PROBLEM TO WORK ON: Retype everything in the listing, leaving each line exactly as it is.

## START THE INPUT

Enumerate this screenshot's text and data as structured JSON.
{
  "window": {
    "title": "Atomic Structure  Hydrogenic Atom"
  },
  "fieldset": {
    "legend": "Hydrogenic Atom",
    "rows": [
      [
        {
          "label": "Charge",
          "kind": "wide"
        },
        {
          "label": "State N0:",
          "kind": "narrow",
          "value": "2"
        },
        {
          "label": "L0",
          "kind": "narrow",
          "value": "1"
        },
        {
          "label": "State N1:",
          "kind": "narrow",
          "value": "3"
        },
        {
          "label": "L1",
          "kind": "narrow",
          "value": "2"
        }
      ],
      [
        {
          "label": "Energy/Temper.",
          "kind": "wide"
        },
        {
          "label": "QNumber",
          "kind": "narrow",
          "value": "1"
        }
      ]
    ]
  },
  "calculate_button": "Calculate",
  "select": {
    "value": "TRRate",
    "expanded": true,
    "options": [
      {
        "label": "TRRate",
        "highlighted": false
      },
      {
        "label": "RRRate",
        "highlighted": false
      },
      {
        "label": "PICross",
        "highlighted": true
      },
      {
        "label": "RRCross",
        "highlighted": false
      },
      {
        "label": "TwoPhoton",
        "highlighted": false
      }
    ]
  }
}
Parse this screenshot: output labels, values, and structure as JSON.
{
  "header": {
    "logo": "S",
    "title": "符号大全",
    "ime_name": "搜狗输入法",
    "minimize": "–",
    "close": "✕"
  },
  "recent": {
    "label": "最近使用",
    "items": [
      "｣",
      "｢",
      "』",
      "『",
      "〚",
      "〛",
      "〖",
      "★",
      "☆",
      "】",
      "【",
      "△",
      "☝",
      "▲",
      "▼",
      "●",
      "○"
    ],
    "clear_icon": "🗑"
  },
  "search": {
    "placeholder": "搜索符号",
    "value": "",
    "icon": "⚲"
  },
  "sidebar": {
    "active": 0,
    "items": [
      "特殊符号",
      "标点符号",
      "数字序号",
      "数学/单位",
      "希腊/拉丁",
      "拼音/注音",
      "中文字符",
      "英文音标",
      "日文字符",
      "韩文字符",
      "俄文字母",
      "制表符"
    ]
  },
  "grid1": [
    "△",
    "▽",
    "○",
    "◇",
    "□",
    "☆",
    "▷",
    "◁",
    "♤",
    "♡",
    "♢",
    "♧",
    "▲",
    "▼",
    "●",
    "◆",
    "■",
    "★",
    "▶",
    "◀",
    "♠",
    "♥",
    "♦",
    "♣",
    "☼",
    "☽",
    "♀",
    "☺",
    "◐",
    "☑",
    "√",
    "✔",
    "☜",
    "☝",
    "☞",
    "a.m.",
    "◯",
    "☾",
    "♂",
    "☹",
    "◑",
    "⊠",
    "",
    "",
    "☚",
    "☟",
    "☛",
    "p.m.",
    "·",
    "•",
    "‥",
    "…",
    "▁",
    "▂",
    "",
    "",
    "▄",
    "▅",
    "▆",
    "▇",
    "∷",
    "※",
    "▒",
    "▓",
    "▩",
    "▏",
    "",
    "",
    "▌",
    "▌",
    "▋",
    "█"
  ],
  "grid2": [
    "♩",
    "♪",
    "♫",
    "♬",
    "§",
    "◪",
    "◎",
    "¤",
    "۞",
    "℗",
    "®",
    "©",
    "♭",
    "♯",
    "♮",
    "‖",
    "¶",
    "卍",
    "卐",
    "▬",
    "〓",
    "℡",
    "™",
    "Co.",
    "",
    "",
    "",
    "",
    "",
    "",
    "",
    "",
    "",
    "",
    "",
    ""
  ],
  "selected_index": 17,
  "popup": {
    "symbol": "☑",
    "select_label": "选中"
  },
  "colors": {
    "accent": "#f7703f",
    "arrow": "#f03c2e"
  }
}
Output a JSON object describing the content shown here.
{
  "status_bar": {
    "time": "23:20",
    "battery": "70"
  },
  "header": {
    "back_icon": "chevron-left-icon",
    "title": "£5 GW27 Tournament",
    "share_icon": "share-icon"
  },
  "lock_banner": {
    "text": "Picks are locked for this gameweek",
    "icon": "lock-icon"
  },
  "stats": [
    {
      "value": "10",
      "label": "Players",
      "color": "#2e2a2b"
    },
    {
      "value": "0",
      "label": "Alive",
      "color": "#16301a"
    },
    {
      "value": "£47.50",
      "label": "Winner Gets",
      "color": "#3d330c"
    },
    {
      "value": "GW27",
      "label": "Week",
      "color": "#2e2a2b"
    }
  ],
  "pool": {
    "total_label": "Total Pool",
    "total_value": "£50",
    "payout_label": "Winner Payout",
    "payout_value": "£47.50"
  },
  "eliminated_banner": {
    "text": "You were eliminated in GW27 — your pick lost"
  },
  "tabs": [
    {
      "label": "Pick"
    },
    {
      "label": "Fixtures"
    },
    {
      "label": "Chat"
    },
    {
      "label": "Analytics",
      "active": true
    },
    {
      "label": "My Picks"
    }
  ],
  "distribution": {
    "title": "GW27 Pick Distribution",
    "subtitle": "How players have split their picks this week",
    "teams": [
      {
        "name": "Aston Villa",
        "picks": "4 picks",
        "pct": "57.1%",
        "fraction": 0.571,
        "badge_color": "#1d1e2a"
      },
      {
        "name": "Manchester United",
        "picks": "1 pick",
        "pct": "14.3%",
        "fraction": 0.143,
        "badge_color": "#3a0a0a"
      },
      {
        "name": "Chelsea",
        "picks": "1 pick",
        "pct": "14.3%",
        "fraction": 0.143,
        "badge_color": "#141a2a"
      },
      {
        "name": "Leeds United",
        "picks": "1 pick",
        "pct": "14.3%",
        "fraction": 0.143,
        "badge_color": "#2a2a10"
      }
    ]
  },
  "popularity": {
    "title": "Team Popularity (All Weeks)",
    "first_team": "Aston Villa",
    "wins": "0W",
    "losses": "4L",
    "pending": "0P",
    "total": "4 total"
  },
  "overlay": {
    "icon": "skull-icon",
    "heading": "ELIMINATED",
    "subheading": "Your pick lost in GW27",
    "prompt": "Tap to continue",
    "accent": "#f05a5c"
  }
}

## END THE INPUT

RESULT:
Enumerate this screenshot's text and data as structured JSON.
{
  "window": {
    "title": "Atomic Structure  Hydrogenic Atom"
  },
  "fieldset": {
    "legend": "Hydrogenic Atom",
    "rows": [
      [
        {
          "label": "Charge",
          "kind": "wide"
        },
        {
          "label": "State N0:",
          "kind": "narrow",
          "value": "2"
        },
        {
          "label": "L0",
          "kind": "narrow",
          "value": "1"
        },
        {
          "label": "State N1:",
          "kind": "narrow",
          "value": "3"
        },
        {
          "label": "L1",
          "kind": "narrow",
          "value": "2"
        }
      ],
      [
        {
          "label": "Energy/Temper.",
          "kind": "wide"
        },
        {
          "label": "QNumber",
          "kind": "narrow",
          "value": "1"
        }
      ]
    ]
  },
  "calculate_button": "Calculate",
  "select": {
    "value": "TRRate",
    "expanded": true,
    "options": [
      {
        "label": "TRRate",
        "highlighted": false
      },
      {
        "label": "RRRate",
        "highlighted": false
      },
      {
        "label": "PICross",
        "highlighted": true
      },
      {
        "label": "RRCross",
        "highlighted": false
      },
      {
        "label": "TwoPhoton",
        "highlighted": false
      }
    ]
  }
}
Parse this screenshot: output labels, values, and structure as JSON.
{
  "header": {
    "logo": "S",
    "title": "符号大全",
    "ime_name": "搜狗输入法",
    "minimize": "–",
    "close": "✕"
  },
  "recent": {
    "label": "最近使用",
    "items": [
      "｣",
      "｢",
      "』",
      "『",
      "〚",
      "〛",
      "〖",
      "★",
      "☆",
      "】",
      "【",
      "△",
      "☝",
      "▲",
      "▼",
      "●",
      "○"
    ],
    "clear_icon": "🗑"
  },
  "search": {
    "placeholder": "搜索符号",
    "value": "",
    "icon": "⚲"
  },
  "sidebar": {
    "active": 0,
    "items": [
      "特殊符号",
      "标点符号",
      "数字序号",
      "数学/单位",
      "希腊/拉丁",
      "拼音/注音",
      "中文字符",
      "英文音标",
      "日文字符",
      "韩文字符",
      "俄文字母",
      "制表符"
    ]
  },
  "grid1": [
    "△",
    "▽",
    "○",
    "◇",
    "□",
    "☆",
    "▷",
    "◁",
    "♤",
    "♡",
    "♢",
    "♧",
    "▲",
    "▼",
    "●",
    "◆",
    "■",
    "★",
    "▶",
    "◀",
    "♠",
    "♥",
    "♦",
    "♣",
    "☼",
    "☽",
    "♀",
    "☺",
    "◐",
    "☑",
    "√",
    "✔",
    "☜",
    "☝",
    "☞",
    "a.m.",
    "◯",
    "☾",
    "♂",
    "☹",
    "◑",
    "⊠",
    "",
    "",
    "☚",
    "☟",
    "☛",
    "p.m.",
    "·",
    "•",
    "‥",
    "…",
    "▁",
    "▂",
    "",
    "",
    "▄",
    "▅",
    "▆",
    "▇",
    "∷",
    "※",
    "▒",
    "▓",
    "▩",
    "▏",
    "",
    "",
    "▌",
    "▌",
    "▋",
    "█"
  ],
  "grid2": [
    "♩",
    "♪",
    "♫",
    "♬",
    "§",
    "◪",
    "◎",
    "¤",
    "۞",
    "℗",
    "®",
    "©",
    "♭",
    "♯",
    "♮",
    "‖",
    "¶",
    "卍",
    "卐",
    "▬",
    "〓",
    "℡",
    "™",
    "Co.",
    "",
    "",
    "",
    "",
    "",
    "",
    "",
    "",
    "",
    "",
    "",
    ""
  ],
  "selected_index": 17,
  "popup": {
    "symbol": "☑",
    "select_label": "选中"
  },
  "colors": {
    "accent": "#f7703f",
    "arrow": "#f03c2e"
  }
}
Output a JSON object describing the content shown here.
{
  "status_bar": {
    "time": "23:20",
    "battery": "70"
  },
  "header": {
    "back_icon": "chevron-left-icon",
    "title": "£5 GW27 Tournament",
    "share_icon": "share-icon"
  },
  "lock_banner": {
    "text": "Picks are locked for this gameweek",
    "icon": "lock-icon"
  },
  "stats": [
    {
      "value": "10",
      "label": "Players",
      "color": "#2e2a2b"
    },
    {
      "value": "0",
      "label": "Alive",
      "color": "#16301a"
    },
    {
      "value": "£47.50",
      "label": "Winner Gets",
      "color": "#3d330c"
    },
    {
      "value": "GW27",
      "label": "Week",
      "color": "#2e2a2b"
    }
  ],
  "pool": {
    "total_label": "Total Pool",
    "total_value": "£50",
    "payout_label": "Winner Payout",
    "payout_value": "£47.50"
  },
  "eliminated_banner": {
    "text": "You were eliminated in GW27 — your pick lost"
  },
  "tabs": [
    {
      "label": "Pick"
    },
    {
      "label": "Fixtures"
    },
    {
      "label": "Chat"
    },
    {
      "label": "Analytics",
      "active": true
    },
    {
      "label": "My Picks"
    }
  ],
  "distribution": {
    "title": "GW27 Pick Distribution",
    "subtitle": "How players have split their picks this week",
    "teams": [
      {
        "name": "Aston Villa",
        "picks": "4 picks",
        "pct": "57.1%",
        "fraction": 0.571,
        "badge_color": "#1d1e2a"
      },
      {
        "name": "Manchester United",
        "picks": "1 pick",
        "pct": "14.3%",
        "fraction": 0.143,
        "badge_color": "#3a0a0a"
      },
      {
        "name": "Chelsea",
        "picks": "1 pick",
        "pct": "14.3%",
        "fraction": 0.143,
        "badge_color": "#141a2a"
      },
      {
        "name": "Leeds United",
        "picks": "1 pick",
        "pct": "14.3%",
        "fraction": 0.143,
        "badge_color": "#2a2a10"
      }
    ]
  },
  "popularity": {
    "title": "Team Popularity (All Weeks)",
    "first_team": "Aston Villa",
    "wins": "0W",
    "losses": "4L",
    "pending": "0P",
    "total": "4 total"
  },
  "overlay": {
    "icon": "skull-icon",
    "heading": "ELIMINATED",
    "subheading": "Your pick lost in GW27",
    "prompt": "Tap to continue",
    "accent": "#f05a5c"
  }
}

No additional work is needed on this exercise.